— BEGIN Provided material —
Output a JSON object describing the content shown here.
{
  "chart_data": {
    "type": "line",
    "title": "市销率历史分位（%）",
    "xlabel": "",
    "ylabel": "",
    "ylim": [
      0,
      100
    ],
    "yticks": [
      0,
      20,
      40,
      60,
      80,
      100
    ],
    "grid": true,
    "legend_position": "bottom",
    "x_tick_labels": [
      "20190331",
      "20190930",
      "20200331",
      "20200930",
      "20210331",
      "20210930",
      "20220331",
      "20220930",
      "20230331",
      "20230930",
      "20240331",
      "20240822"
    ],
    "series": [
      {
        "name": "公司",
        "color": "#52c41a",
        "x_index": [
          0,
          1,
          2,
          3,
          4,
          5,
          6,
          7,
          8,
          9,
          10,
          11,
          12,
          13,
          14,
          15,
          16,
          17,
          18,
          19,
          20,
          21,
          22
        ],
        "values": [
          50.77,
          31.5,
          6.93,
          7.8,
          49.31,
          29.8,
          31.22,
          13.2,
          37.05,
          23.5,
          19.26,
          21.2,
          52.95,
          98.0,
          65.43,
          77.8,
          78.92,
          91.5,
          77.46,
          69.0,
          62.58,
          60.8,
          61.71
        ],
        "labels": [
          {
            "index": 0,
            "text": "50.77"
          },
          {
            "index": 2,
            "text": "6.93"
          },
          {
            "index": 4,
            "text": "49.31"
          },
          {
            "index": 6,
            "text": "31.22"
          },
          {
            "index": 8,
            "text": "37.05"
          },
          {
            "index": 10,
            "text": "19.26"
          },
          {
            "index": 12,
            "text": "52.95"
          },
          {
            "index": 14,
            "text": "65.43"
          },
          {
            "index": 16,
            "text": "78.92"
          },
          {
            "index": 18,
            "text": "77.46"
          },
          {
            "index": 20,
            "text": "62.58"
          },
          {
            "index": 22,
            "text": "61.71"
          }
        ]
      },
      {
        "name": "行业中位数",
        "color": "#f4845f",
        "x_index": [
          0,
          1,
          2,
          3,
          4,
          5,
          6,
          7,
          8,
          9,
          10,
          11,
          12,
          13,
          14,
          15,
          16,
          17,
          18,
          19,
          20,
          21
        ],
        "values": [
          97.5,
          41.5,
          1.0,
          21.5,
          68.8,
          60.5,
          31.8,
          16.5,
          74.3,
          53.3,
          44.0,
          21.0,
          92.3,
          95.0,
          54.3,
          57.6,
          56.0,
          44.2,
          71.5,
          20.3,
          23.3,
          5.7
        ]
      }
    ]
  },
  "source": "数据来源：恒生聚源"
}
— END Provided material —
**Directive**
Retype the records that precede this task, keeping them exactly the same.

**Full response**
Output a JSON object describing the content shown here.
{
  "chart_data": {
    "type": "line",
    "title": "市销率历史分位（%）",
    "xlabel": "",
    "ylabel": "",
    "ylim": [
      0,
      100
    ],
    "yticks": [
      0,
      20,
      40,
      60,
      80,
      100
    ],
    "grid": true,
    "legend_position": "bottom",
    "x_tick_labels": [
      "20190331",
      "20190930",
      "20200331",
      "20200930",
      "20210331",
      "20210930",
      "20220331",
      "20220930",
      "20230331",
      "20230930",
      "20240331",
      "20240822"
    ],
    "series": [
      {
        "name": "公司",
        "color": "#52c41a",
        "x_index": [
          0,
          1,
          2,
          3,
          4,
          5,
          6,
          7,
          8,
          9,
          10,
          11,
          12,
          13,
          14,
          15,
          16,
          17,
          18,
          19,
          20,
          21,
          22
        ],
        "values": [
          50.77,
          31.5,
          6.93,
          7.8,
          49.31,
          29.8,
          31.22,
          13.2,
          37.05,
          23.5,
          19.26,
          21.2,
          52.95,
          98.0,
          65.43,
          77.8,
          78.92,
          91.5,
          77.46,
          69.0,
          62.58,
          60.8,
          61.71
        ],
        "labels": [
          {
            "index": 0,
            "text": "50.77"
          },
          {
            "index": 2,
            "text": "6.93"
          },
          {
            "index": 4,
            "text": "49.31"
          },
          {
            "index": 6,
            "text": "31.22"
          },
          {
            "index": 8,
            "text": "37.05"
          },
          {
            "index": 10,
            "text": "19.26"
          },
          {
            "index": 12,
            "text": "52.95"
          },
          {
            "index": 14,
            "text": "65.43"
          },
          {
            "index": 16,
            "text": "78.92"
          },
          {
            "index": 18,
            "text": "77.46"
          },
          {
            "index": 20,
            "text": "62.58"
          },
          {
            "index": 22,
            "text": "61.71"
          }
        ]
      },
      {
        "name": "行业中位数",
        "color": "#f4845f",
        "x_index": [
          0,
          1,
          2,
          3,
          4,
          5,
          6,
          7,
          8,
          9,
          10,
          11,
          12,
          13,
          14,
          15,
          16,
          17,
          18,
          19,
          20,
          21
        ],
        "values": [
          97.5,
          41.5,
          1.0,
          21.5,
          68.8,
          60.5,
          31.8,
          16.5,
          74.3,
          53.3,
          44.0,
          21.0,
          92.3,
          95.0,
          54.3,
          57.6,
          56.0,
          44.2,
          71.5,
          20.3,
          23.3,
          5.7
        ]
      }
    ]
  },
  "source": "数据来源：恒生聚源"
}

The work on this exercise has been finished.